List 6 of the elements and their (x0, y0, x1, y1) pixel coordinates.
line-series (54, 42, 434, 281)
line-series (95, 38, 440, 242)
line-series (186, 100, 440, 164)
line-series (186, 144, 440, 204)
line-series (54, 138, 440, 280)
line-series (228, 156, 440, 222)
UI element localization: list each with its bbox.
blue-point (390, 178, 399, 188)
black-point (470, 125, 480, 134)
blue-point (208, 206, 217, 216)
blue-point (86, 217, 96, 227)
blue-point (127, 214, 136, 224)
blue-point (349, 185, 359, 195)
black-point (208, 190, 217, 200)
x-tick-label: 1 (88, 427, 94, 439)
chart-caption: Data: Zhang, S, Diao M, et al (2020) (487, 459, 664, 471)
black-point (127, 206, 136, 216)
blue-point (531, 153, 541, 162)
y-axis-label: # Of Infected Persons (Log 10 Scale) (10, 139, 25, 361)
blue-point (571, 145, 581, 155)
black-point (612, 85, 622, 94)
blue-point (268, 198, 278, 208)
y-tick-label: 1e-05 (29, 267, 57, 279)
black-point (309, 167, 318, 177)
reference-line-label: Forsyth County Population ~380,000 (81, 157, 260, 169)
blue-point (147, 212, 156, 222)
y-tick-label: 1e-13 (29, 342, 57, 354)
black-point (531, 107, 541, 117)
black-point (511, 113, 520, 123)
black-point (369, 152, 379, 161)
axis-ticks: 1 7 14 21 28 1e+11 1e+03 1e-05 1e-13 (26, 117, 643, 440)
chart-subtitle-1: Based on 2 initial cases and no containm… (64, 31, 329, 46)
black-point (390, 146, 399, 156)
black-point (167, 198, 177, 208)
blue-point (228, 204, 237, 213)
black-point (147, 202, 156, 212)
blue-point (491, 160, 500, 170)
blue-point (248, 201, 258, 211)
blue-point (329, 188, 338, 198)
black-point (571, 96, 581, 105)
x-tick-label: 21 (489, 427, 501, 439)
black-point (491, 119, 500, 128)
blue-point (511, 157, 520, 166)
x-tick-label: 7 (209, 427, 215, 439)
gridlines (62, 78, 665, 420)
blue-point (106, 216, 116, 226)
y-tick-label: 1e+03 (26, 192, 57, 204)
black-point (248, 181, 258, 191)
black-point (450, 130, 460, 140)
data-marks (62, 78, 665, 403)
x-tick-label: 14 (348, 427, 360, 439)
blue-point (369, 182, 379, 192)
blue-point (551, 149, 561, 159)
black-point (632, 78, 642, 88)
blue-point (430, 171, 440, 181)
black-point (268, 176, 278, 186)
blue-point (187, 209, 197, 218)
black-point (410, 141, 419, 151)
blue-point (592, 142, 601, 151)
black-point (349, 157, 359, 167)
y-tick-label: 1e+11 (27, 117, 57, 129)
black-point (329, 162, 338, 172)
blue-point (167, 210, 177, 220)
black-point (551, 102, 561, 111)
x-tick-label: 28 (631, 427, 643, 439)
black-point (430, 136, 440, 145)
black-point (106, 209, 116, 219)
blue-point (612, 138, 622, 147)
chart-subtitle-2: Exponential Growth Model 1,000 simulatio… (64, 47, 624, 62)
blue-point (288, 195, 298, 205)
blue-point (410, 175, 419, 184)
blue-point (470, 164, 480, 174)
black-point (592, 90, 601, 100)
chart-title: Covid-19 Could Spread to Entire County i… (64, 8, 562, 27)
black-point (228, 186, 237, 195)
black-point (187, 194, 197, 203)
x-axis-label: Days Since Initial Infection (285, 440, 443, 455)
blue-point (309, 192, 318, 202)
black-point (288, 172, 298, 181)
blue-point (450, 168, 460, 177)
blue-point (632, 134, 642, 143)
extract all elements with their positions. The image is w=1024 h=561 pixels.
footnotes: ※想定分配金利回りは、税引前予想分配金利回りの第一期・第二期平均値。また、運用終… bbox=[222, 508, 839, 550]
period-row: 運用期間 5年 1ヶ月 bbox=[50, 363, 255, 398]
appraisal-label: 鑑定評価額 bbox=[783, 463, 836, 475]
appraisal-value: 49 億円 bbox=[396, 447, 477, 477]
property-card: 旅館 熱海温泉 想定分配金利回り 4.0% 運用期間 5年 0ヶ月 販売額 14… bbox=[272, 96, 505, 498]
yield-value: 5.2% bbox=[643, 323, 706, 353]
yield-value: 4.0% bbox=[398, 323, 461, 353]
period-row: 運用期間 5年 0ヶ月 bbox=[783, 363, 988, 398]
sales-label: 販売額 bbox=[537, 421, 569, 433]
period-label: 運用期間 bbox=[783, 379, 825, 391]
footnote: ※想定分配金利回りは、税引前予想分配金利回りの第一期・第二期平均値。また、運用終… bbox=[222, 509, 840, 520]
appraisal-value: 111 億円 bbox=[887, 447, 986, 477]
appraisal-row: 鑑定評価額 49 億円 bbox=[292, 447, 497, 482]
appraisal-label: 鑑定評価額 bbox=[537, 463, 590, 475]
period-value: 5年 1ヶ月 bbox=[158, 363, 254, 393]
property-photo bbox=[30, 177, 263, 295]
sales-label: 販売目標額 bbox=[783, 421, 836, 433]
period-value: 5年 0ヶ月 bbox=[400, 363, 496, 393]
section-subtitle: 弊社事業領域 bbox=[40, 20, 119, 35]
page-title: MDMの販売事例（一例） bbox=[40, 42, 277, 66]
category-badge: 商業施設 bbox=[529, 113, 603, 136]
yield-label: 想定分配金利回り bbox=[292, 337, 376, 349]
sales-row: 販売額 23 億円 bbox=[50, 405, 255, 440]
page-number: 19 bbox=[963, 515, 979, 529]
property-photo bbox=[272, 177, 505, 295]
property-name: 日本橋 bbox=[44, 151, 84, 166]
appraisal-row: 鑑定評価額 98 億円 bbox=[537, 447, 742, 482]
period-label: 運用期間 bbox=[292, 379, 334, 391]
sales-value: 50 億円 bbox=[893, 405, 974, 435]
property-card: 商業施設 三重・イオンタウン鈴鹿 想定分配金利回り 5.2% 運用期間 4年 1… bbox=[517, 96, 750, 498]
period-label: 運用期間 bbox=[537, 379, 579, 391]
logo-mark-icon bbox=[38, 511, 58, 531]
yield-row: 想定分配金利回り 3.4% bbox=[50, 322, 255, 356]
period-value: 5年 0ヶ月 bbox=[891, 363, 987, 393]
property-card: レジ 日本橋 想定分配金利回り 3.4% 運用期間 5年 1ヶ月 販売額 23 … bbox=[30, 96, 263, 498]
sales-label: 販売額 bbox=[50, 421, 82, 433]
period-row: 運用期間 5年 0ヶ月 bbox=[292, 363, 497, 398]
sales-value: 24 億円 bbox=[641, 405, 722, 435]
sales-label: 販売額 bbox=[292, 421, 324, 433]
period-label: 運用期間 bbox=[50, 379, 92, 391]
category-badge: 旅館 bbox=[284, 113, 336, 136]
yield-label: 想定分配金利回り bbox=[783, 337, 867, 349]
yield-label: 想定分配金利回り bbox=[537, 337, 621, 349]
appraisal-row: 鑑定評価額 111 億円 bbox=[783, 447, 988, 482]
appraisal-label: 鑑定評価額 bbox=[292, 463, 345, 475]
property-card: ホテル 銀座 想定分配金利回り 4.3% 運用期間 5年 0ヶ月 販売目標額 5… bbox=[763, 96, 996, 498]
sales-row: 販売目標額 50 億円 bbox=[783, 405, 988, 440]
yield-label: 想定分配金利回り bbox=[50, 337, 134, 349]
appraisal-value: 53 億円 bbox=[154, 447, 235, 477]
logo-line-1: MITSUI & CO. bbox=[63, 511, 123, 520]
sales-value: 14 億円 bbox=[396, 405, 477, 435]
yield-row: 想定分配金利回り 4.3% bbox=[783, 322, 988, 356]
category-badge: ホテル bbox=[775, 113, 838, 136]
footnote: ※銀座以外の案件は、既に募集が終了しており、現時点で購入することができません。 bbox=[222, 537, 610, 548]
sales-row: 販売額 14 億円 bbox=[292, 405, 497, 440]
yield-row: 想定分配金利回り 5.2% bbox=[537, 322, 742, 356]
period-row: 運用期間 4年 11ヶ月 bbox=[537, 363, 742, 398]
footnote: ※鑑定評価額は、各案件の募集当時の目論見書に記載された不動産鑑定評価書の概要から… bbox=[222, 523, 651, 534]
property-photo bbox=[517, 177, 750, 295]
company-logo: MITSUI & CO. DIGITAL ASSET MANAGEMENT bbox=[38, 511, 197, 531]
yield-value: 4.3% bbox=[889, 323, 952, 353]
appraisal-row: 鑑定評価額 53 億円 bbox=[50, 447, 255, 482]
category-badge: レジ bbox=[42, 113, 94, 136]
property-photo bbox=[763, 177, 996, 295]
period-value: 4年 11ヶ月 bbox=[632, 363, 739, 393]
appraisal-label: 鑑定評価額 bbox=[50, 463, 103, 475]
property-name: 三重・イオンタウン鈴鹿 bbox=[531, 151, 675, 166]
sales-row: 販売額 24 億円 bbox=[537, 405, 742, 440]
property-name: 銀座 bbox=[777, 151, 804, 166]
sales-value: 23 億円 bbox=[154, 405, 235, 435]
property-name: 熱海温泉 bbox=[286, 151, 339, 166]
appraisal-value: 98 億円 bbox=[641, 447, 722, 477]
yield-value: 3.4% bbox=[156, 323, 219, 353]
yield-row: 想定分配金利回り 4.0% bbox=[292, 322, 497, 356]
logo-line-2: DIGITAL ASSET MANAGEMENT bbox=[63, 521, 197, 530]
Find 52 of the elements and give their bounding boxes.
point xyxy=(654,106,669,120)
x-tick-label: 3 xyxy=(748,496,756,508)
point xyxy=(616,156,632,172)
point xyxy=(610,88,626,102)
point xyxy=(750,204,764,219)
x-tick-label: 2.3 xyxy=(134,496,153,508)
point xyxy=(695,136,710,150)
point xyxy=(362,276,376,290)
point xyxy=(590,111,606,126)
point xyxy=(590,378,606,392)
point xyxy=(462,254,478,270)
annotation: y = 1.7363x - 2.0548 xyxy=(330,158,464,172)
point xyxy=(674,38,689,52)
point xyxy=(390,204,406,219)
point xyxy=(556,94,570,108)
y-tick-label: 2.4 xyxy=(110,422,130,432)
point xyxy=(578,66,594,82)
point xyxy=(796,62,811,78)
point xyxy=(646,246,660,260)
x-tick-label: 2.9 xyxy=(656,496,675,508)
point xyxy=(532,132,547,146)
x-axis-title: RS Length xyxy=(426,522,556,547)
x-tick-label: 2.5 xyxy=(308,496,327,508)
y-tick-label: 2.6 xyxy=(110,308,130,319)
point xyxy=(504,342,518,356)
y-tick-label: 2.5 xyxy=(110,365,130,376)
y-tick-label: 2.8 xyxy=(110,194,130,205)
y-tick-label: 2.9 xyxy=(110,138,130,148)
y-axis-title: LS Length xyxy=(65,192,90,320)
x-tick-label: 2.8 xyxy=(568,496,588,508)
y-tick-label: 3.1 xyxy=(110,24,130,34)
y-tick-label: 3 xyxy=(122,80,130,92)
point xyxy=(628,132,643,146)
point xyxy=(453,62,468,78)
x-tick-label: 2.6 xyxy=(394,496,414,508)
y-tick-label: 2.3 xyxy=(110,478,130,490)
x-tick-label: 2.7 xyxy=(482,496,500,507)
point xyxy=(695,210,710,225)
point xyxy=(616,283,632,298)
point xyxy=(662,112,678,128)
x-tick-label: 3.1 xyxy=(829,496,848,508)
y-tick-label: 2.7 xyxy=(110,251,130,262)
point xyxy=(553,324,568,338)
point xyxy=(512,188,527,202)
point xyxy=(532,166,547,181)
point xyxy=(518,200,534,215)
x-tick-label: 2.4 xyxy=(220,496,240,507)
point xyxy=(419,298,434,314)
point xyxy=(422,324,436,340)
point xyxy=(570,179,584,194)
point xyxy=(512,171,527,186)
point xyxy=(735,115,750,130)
§
▶ [Short task]
Reproduce the records from the beginning through the line containing "UI element localization: list", substituting "pixel positions" for "pixel coordinates" and leaving everything else unchanged.

▶ [Expected answer]
List 6 of the elements and their (x0, y0, x1, y1) pixel positions.
line-series (54, 42, 434, 281)
line-series (95, 38, 440, 242)
line-series (186, 100, 440, 164)
line-series (186, 144, 440, 204)
line-series (54, 138, 440, 280)
line-series (228, 156, 440, 222)
UI element localization: list each with its bbox.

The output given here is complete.